Рецензия
────────────────────────────────────────
Прежний начальник отдела Рута Карловна Блаумане (Северия Янушаускайте) и сменивший ее Григорий Владимирович Бирюков (Владимир Вдовиченков), в отличие от молодых коллег, нагружены тайнами менее судьбоносными. В том смысле, что защищены связями, знакомствами, покровителями, а потому, как правило, легко выходят сухими из любой мутной воды и по-настоящему «парятся» исключительно из-за своей насыщенной личной жизни.

Рута Карловна то ли по собственной склонности, а то ли по производственной необходимости до поры изменяет несущему службу на Урале мужу-летчику с начальником Первого отдела, гэбистом Николаем Борисовичем Черных (Анатолий Белый). Григорий Владимирович помогает в организации смещения Хрущева руководителю международного отдела ЦК КПСС Валентину Ивановичу Варейникову (Юрий Кузнецов). Но у них хватает и мудрости, и совести, и социальных ресурсов, чтобы вовремя соскочить с крючка.

Важнейшим структурным элементом сериала авторы назначают «предательство». Тоже в принципе неплохо: должны же быть некая скрепа и некий стержневой ход, чтобы многофигурное действие не превратилось в аморфный «кинороман». Жена Андрея Муратова неосторожно предает его, подозревая в таинственной парижской женщине любовницу. Аркадий Голуб предает и свою романтическую подругу, спортсменку Клаву (Маргарита Адаева), когда, запутавшись в сетях фарцовщика, уступает мощной настойчивой буфетчице МИДа, и своего начальника Бирюкова, донося на того под страхом реального приговора.

Сама Клава, которая представлялась нам трепетной девственницей, оказывается, по вторникам и четвергам, сразу после тренировки, методично и, похоже, не без удовольствия отдается брутальному тренеру прямо в его кабинете. Аркадию — душу, тренеру — тело. Бирюков до поры поддерживает своего покровителя-заговорщика Варейникова, пользуется его услугами, но потом, устыдившись трагических последствий своего соучастия, коварно сдает патрона Хрущеву.

Гэбист Черных намеренно, из ревности, предает старинного друга Бирюкова и ненамеренно, будучи дезинформирован, способствует разрыву того же Бирюкова с трепетной красавицей, диктором телевидения Галиной (Евгения Брик). Про сдавшего Родину с потрохами Леню Корнеева остается добавить лишь то, что он некоторое время комично пытается саморазоблачиться, пишет признательные бумаги, мучительно их проглатывает, а в финале занимает место начальника Первого отдела, что является забавным типовым ходом в духе популярных и многочисленных англосаксонских вещей, сатирически разоблачающих бюрократическую машину.

Специально даю этические сбои героев в режиме монотонного перечисления. Когда считываешь эту цепочку не как случайные человеческие помои, но как продуманный концептуальный ход, получаешь впечатление художественного порядка. Ведь, разоблачая и морально снижая каждого, авторы всего лишь разворачивают во времени и художественном пространстве базовую библейскую формулу «не надейся на сына человеческого, ибо нет в нем спасения».
────────────────────────────────────────
(Записи с размеченными рамками)
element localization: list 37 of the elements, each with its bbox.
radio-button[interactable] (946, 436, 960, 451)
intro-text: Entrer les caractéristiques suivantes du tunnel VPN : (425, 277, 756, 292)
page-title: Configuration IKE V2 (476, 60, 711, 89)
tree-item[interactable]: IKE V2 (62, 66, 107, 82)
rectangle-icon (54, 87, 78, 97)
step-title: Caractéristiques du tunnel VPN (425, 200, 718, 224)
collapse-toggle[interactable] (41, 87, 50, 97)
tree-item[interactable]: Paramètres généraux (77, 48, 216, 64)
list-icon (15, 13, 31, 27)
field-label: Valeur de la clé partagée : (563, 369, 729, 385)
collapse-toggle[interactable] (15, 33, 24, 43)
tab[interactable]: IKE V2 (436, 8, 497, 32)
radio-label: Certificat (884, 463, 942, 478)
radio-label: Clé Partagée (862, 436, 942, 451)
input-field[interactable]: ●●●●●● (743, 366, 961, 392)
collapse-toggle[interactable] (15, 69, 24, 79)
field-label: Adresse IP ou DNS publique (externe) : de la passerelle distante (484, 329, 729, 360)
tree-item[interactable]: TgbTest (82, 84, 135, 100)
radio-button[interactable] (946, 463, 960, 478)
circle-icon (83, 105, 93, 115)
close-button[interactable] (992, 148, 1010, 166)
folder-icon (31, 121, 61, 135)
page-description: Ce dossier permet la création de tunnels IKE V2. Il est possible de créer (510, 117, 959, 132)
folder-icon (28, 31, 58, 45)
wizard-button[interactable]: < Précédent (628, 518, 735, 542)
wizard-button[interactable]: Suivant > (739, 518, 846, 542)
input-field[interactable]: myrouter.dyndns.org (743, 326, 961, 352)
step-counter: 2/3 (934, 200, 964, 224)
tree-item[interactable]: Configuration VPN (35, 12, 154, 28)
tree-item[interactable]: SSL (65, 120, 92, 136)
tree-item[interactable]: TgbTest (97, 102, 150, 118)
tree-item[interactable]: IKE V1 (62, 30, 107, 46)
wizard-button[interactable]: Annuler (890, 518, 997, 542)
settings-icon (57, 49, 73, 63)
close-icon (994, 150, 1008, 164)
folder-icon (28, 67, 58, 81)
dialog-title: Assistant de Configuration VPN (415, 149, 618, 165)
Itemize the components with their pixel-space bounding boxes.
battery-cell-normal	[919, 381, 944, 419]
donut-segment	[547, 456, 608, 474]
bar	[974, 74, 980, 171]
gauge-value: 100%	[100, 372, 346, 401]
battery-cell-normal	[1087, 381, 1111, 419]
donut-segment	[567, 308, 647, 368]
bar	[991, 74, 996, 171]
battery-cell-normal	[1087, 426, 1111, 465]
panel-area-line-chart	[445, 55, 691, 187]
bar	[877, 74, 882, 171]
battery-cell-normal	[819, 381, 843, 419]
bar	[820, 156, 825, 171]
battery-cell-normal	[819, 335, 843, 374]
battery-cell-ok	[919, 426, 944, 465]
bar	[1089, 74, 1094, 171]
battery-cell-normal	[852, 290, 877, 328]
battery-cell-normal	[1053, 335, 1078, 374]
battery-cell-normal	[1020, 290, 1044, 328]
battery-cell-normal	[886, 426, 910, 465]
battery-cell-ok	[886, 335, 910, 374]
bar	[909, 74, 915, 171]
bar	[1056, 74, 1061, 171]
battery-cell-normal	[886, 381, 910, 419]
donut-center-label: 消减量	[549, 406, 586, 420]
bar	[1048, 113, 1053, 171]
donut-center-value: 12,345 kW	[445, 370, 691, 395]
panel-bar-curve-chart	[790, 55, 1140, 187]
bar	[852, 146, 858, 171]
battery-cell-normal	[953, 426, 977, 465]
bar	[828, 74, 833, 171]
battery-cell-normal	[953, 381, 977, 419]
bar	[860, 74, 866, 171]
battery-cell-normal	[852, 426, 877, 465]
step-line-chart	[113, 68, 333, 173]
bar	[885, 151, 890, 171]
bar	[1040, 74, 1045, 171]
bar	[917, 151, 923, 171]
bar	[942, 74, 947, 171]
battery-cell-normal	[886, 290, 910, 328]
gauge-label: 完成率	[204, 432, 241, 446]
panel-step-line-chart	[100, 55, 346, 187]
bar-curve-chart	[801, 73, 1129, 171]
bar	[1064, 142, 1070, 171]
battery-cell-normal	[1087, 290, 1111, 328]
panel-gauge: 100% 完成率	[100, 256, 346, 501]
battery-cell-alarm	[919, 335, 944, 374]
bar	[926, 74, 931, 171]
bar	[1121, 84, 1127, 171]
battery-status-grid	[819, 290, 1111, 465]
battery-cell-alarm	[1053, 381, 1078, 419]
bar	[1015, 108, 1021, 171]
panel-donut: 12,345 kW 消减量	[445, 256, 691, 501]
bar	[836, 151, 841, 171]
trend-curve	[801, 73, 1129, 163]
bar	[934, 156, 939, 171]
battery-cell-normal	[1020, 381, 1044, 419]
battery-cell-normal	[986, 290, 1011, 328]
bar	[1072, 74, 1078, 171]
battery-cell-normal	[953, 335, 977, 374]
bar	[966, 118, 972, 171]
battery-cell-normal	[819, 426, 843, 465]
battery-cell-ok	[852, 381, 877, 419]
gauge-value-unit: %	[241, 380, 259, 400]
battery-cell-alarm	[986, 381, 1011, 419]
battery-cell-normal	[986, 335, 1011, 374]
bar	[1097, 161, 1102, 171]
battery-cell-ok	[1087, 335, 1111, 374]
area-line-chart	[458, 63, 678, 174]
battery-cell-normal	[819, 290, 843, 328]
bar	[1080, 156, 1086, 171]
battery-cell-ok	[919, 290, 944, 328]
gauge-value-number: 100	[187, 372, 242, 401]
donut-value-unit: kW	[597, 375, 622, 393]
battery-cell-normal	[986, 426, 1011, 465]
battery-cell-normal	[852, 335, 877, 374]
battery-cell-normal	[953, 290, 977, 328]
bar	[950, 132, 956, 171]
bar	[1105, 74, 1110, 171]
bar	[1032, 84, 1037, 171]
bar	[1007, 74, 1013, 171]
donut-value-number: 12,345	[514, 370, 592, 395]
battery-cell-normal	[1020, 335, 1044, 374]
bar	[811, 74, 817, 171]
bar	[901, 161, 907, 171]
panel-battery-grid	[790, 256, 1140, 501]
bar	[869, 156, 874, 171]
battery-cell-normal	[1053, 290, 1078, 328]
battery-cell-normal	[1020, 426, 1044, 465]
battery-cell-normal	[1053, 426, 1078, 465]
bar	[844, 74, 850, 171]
────────────────────────────────────────
Что нужно сделать
Подхватите рецензию на сериал и допишите ее продолжение, начиная сразу после последней фразы. Записи представляют собой отдельный материал и с рецензией не связаны.

Результат задания
И потом, сам жанр «буржуазное времяпрепровождение» подразумевает комплект из клубка змей, многочисленных разнохарактерных предательств, в особенности адюльтера, и непременной сатирической составляющей, где бюрократическая машина подается как самодостаточная всепожирающая гадина.

Во всех этих построениях видны ум, вменяемость и драматургическая выучка. Очевидно, авторы стараются работать на поле бескорыстной выдумки и частного интереса, а не на территории политики и классовых разборок. Но, повторюсь, все равно получается реваншизм.

Фокус наведен на социальную группу, которая неявно доминировала тогда, в открытую доминирует теперь. При этом в сюжете заключена саморазоблачительная характеристика этого слоя: парни с девушками, мужчины с женщинами внимательно, даже и со страстью, изучают, а потом примеряют на себя чужую, западного интеллектуального производства, образность. То есть доминирование здесь есть следствие добровольно выбранного режима калькирования.

Но с этим же обстоятельством связаны и глубинные проблемы художественной ткани «Оптимистов». Поскольку оптика и структура, мягко говоря, позаимствованы в виде заведомо престижных социокультурных образцов, ткань получается хотя и качественная, но мертвенная. Фактически ничему не удивляешься.

Самой неожиданной, живой и волнующей оказывается, по мне, линия поведения бегуньи Клавы, по совместительству маляра-штукатура. Ее внезапно открывшаяся тайная связь с громадным тренером, напомнившим трогательного в своей наивности Квазимодо, — одновременно смешная (ибо тоже «бюрократичная», в назначенный час в строго определенном кабинете), социально обусловленная (приезжая простоватая девушка не имеет других шансов зацепиться за столицу и успех) и психологически насыщенная.

Парадоксально, но именно Клава и ее сильный любовник оказываются единственными свободными людьми в этом насквозь предугадываемом, ибо вторичном, мире. Клава представляется тут едва ли не героиней Хичкока: ахи-вздохи с грамотным перспективным Аркадием на поверхности, и параллельный брутальный секс с вынужденно контролирующим месячные всех бегуний сборной команды Павлом Степановичем (Андрей Стоянов).

Выходит, жанровый интерес появляется не обязательно в среде сытых, образованных и будто бы уже по одному этому факту психологически непредсказуемых персонажей, а там, где, что называется, «дышат почва и судьба», где авторы не «скоммуниздили», а пошли от себя.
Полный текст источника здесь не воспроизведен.